(RECORDED INFORMATION begins)

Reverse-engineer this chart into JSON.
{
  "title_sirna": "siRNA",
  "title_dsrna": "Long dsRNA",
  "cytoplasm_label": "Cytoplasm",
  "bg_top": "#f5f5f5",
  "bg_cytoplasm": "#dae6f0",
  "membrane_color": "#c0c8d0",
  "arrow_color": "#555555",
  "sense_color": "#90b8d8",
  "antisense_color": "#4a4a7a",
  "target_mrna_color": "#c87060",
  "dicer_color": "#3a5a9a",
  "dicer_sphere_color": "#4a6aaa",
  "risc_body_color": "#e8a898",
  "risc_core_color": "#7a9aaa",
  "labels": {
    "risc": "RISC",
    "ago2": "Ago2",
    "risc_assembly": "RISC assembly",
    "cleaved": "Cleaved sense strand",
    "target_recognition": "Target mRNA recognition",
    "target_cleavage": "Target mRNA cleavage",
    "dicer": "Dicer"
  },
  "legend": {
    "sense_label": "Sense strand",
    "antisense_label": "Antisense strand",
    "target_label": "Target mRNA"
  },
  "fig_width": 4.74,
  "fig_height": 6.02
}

(RECORDED INFORMATION ends)

• TASK DIRECTIONS:
All records should be returned verbatim, none left out.

• ANSWER AREA:
Reverse-engineer this chart into JSON.
{
  "title_sirna": "siRNA",
  "title_dsrna": "Long dsRNA",
  "cytoplasm_label": "Cytoplasm",
  "bg_top": "#f5f5f5",
  "bg_cytoplasm": "#dae6f0",
  "membrane_color": "#c0c8d0",
  "arrow_color": "#555555",
  "sense_color": "#90b8d8",
  "antisense_color": "#4a4a7a",
  "target_mrna_color": "#c87060",
  "dicer_color": "#3a5a9a",
  "dicer_sphere_color": "#4a6aaa",
  "risc_body_color": "#e8a898",
  "risc_core_color": "#7a9aaa",
  "labels": {
    "risc": "RISC",
    "ago2": "Ago2",
    "risc_assembly": "RISC assembly",
    "cleaved": "Cleaved sense strand",
    "target_recognition": "Target mRNA recognition",
    "target_cleavage": "Target mRNA cleavage",
    "dicer": "Dicer"
  },
  "legend": {
    "sense_label": "Sense strand",
    "antisense_label": "Antisense strand",
    "target_label": "Target mRNA"
  },
  "fig_width": 4.74,
  "fig_height": 6.02
}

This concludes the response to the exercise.